ROWS
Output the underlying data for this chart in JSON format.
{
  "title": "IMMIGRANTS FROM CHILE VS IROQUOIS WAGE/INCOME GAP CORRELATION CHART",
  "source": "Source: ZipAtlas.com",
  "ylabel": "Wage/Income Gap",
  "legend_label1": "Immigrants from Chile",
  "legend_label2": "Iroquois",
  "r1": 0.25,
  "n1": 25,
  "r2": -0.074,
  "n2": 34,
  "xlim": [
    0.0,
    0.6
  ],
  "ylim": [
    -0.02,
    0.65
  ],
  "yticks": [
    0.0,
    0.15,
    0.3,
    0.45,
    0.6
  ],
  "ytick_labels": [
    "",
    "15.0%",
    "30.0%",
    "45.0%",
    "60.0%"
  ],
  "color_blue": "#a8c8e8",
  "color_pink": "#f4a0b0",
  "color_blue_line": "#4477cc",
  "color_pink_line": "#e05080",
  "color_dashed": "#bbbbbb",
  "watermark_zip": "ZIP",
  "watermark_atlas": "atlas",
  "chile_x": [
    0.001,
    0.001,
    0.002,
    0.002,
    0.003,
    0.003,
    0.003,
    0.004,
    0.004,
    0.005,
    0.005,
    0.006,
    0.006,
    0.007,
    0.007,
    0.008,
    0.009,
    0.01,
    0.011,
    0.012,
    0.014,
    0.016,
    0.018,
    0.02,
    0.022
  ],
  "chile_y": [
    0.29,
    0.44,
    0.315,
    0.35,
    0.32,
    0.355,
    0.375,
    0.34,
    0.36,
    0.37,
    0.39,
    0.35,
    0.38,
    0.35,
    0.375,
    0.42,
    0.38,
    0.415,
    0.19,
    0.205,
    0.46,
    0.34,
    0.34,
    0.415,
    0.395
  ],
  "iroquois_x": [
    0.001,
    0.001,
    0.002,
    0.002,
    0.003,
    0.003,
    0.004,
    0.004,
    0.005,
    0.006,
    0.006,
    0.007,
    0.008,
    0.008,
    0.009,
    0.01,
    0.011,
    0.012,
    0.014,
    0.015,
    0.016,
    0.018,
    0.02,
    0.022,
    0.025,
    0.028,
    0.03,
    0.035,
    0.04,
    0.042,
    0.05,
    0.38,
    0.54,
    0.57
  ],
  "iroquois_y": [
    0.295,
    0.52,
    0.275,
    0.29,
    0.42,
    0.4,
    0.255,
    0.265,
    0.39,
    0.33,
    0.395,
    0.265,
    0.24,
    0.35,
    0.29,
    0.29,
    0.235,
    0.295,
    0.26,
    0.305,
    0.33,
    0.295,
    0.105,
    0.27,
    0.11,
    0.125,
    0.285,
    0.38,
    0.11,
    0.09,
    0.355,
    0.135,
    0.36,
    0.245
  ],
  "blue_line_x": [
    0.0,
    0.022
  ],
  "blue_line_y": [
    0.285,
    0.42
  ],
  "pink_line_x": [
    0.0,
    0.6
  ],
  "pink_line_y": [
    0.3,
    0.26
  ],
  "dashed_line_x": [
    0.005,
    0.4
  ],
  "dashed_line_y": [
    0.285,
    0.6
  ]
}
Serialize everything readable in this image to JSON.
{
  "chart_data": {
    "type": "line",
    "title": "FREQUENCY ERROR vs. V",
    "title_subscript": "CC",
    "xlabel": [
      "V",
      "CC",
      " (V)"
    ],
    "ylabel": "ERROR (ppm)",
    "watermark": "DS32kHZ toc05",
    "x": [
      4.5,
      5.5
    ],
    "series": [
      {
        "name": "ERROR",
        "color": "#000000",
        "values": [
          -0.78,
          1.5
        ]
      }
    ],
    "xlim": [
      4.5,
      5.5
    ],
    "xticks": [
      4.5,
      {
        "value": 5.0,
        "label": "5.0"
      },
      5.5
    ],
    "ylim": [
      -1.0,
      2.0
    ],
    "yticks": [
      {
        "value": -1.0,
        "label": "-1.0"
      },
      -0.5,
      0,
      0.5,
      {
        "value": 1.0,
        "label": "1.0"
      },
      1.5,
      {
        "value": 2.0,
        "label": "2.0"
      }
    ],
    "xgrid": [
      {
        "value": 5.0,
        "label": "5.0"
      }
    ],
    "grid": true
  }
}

WHAT NEEDS TO BE DONE
Return exactly the lines from the one containing "Serialize everything readable" through the last line of the records above, both included, and nothing else.

SOLUTION
Serialize everything readable in this image to JSON.
{
  "chart_data": {
    "type": "line",
    "title": "FREQUENCY ERROR vs. V",
    "title_subscript": "CC",
    "xlabel": [
      "V",
      "CC",
      " (V)"
    ],
    "ylabel": "ERROR (ppm)",
    "watermark": "DS32kHZ toc05",
    "x": [
      4.5,
      5.5
    ],
    "series": [
      {
        "name": "ERROR",
        "color": "#000000",
        "values": [
          -0.78,
          1.5
        ]
      }
    ],
    "xlim": [
      4.5,
      5.5
    ],
    "xticks": [
      4.5,
      {
        "value": 5.0,
        "label": "5.0"
      },
      5.5
    ],
    "ylim": [
      -1.0,
      2.0
    ],
    "yticks": [
      {
        "value": -1.0,
        "label": "-1.0"
      },
      -0.5,
      0,
      0.5,
      {
        "value": 1.0,
        "label": "1.0"
      },
      1.5,
      {
        "value": 2.0,
        "label": "2.0"
      }
    ],
    "xgrid": [
      {
        "value": 5.0,
        "label": "5.0"
      }
    ],
    "grid": true
  }
}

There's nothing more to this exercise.